WHAT IS EXPECTED
Collect all the lines that mention the word "Таким".

(Stored records)
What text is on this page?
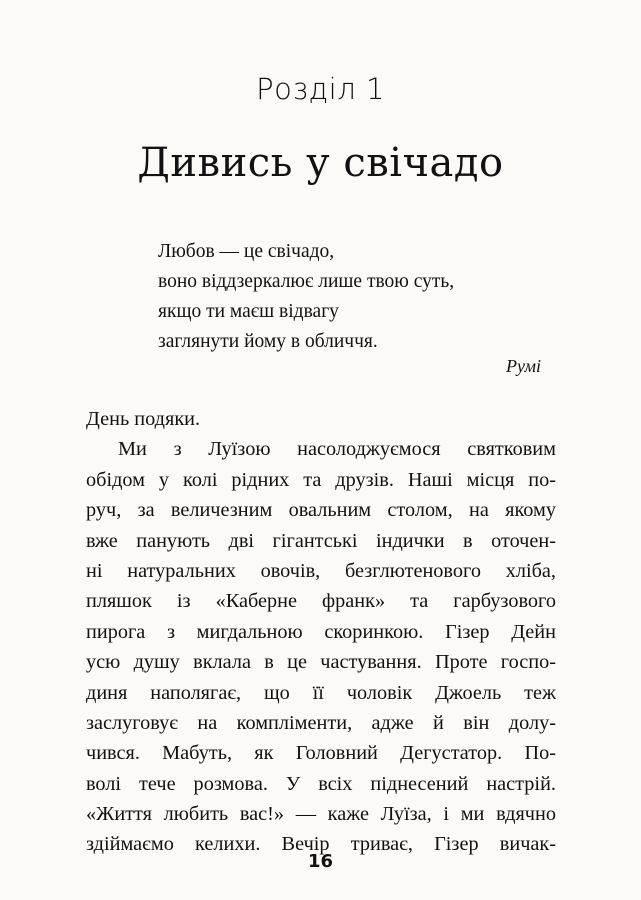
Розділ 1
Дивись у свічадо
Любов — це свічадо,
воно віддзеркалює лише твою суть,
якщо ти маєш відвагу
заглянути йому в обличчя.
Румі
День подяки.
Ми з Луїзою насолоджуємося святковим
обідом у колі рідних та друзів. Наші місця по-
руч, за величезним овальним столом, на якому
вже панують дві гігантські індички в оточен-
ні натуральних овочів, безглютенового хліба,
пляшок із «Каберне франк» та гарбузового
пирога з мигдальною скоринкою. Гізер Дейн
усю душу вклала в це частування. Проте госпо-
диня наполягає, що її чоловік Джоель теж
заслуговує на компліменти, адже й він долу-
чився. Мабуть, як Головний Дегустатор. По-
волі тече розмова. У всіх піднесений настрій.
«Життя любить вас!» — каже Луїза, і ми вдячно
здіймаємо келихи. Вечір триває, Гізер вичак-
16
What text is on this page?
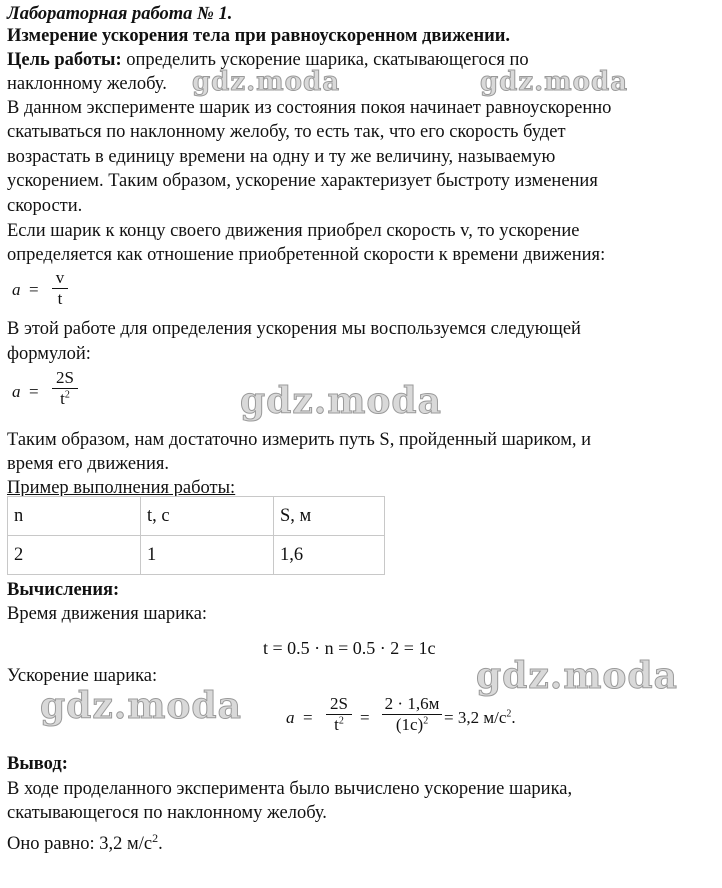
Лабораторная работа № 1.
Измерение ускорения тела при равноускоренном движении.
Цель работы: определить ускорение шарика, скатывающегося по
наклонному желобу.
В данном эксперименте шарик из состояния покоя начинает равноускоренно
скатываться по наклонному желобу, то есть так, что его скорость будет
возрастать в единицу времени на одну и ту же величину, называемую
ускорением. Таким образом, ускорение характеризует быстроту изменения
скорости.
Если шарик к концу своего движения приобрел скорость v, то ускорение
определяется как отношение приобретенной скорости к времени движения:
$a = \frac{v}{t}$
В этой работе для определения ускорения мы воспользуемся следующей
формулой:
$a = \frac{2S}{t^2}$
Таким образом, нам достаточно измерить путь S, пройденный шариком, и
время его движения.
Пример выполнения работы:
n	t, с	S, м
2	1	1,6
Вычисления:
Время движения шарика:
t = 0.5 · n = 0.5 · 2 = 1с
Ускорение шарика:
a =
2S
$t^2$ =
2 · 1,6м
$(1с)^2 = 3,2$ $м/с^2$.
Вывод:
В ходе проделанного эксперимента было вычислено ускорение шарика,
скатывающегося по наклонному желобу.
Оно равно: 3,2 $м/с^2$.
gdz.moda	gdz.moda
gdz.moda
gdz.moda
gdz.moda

--

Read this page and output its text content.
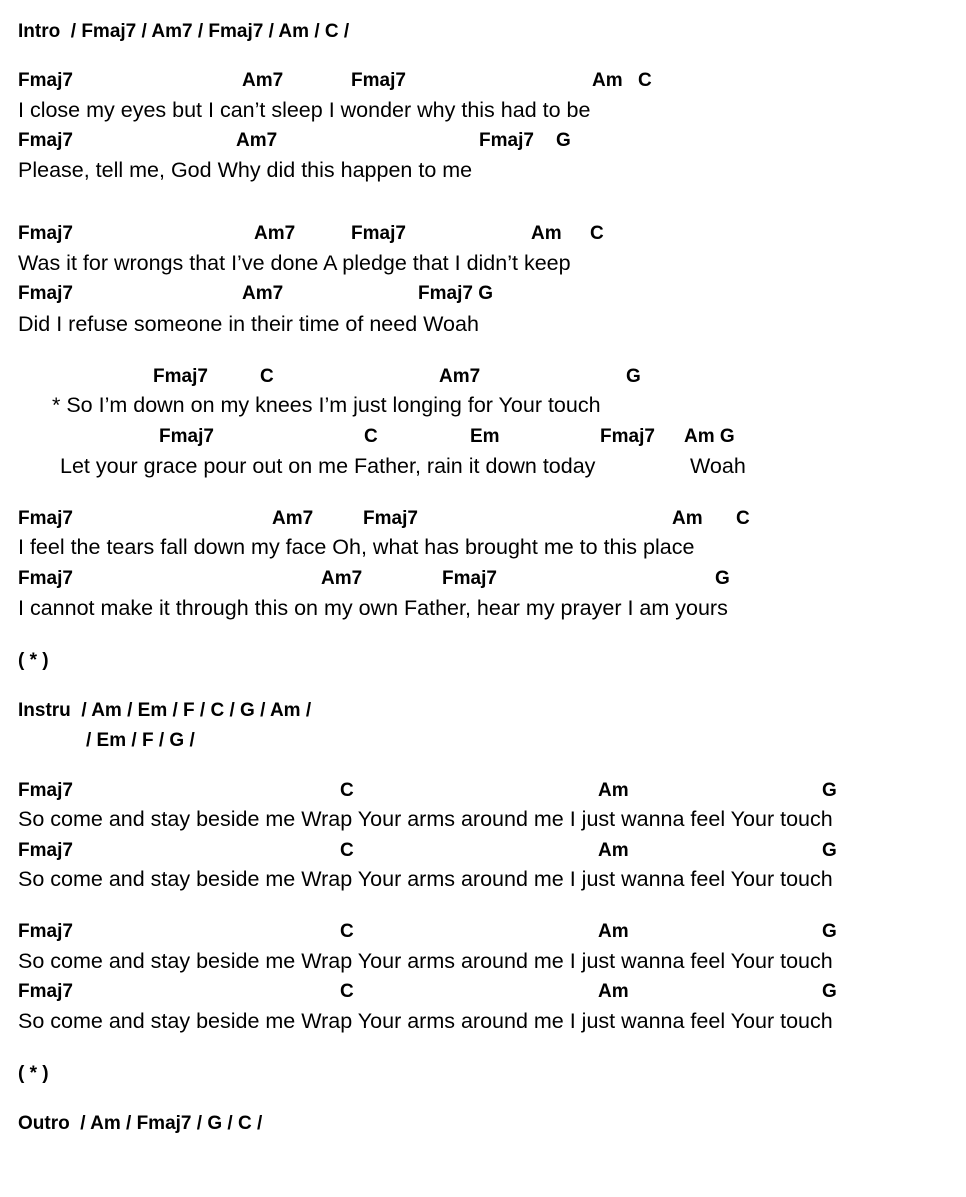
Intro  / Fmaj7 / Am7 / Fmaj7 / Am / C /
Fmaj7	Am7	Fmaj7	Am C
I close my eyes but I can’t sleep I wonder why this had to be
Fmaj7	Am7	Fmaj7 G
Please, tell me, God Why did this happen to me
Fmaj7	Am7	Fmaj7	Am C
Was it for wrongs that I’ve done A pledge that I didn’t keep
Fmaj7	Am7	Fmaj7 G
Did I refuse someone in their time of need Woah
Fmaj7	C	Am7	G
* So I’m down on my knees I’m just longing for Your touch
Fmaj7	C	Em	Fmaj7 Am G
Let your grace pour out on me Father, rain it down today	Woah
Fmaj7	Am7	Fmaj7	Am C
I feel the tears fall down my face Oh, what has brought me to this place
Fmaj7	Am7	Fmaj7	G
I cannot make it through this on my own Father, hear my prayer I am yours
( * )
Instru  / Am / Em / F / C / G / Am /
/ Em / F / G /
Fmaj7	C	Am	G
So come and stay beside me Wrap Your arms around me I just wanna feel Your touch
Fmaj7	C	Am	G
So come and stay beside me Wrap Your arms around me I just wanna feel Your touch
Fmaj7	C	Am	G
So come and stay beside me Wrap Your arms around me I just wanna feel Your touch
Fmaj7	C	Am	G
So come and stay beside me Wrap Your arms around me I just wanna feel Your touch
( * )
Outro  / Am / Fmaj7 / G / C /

...

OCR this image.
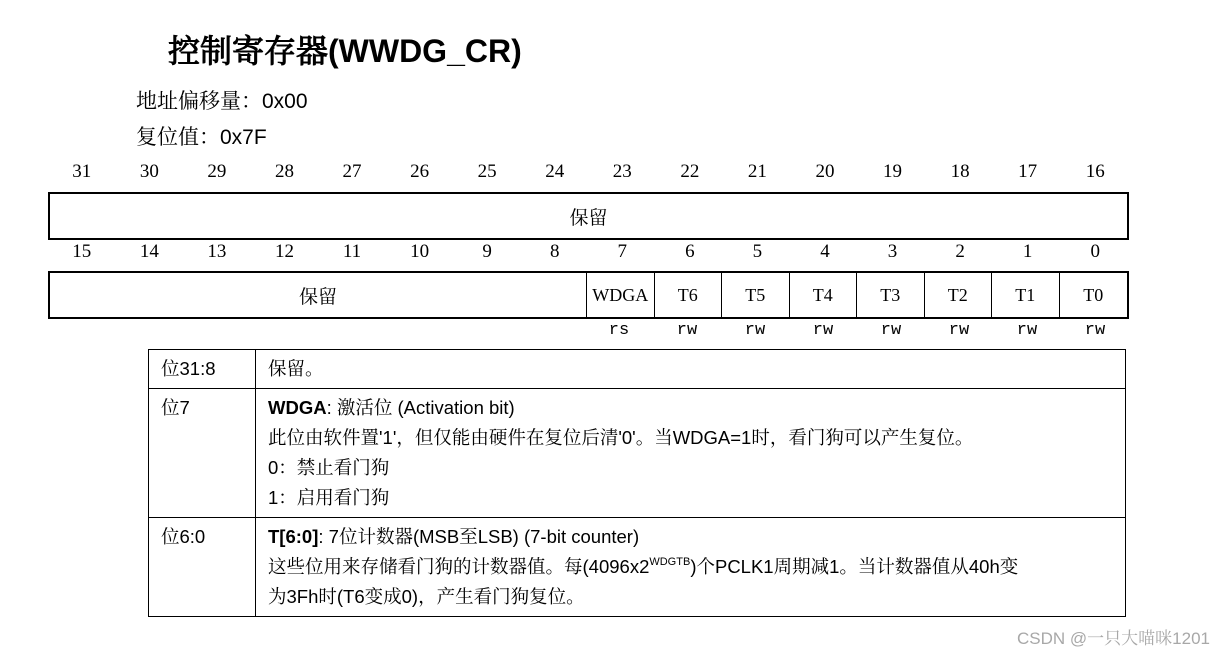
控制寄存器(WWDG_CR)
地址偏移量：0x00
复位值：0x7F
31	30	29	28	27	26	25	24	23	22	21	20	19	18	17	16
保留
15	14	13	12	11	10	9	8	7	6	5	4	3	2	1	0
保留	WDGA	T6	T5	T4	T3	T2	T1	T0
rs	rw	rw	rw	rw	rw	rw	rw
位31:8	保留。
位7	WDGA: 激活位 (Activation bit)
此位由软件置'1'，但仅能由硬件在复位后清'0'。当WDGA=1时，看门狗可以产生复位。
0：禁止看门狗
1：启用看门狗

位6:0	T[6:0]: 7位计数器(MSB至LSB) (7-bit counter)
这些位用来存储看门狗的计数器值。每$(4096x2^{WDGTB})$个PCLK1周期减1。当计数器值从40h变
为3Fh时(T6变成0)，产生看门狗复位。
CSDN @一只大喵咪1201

THE OUTPUT
ускорением. Таким образом, ускорение характеризует быстроту изменения
Таким образом, нам достаточно измерить путь S, пройденный шариком, и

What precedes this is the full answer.